> _What is required_:
Retype all of the listing exactly, passing over any picture you find.

> _Dataset records_:
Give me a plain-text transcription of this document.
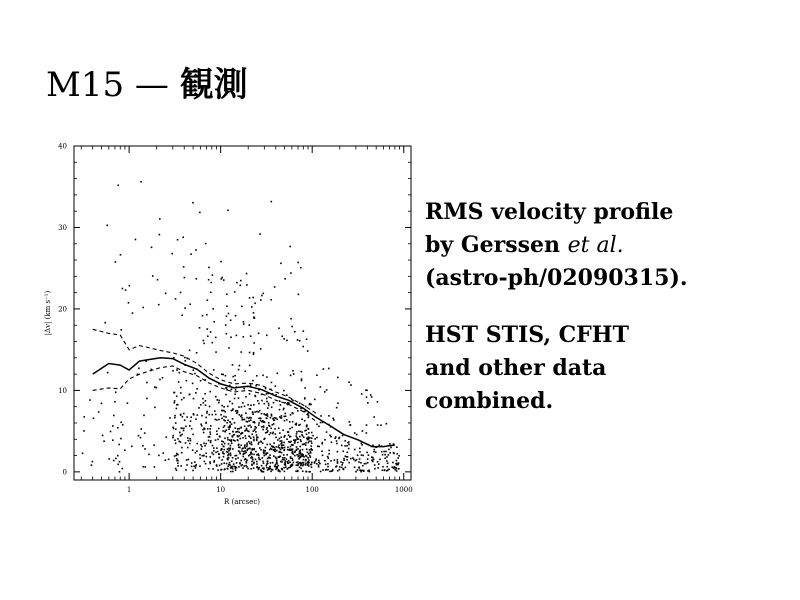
M15 — 観測
0
10
20
30
40
1	10	100	1000
R (arcsec)
|Δv| (km s⁻¹)

RMS velocity profile

by Gerssen et al.

(astro-ph/02090315).

HST STIS, CFHT

and other data

combined.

> _Response below_:
Give me a plain-text transcription of this document.
M15 — 観測
0
10
20
30
40
1	10	100	1000
R (arcsec)
|Δv| (km s⁻¹)

RMS velocity profile

by Gerssen et al.

(astro-ph/02090315).

HST STIS, CFHT

and other data

combined.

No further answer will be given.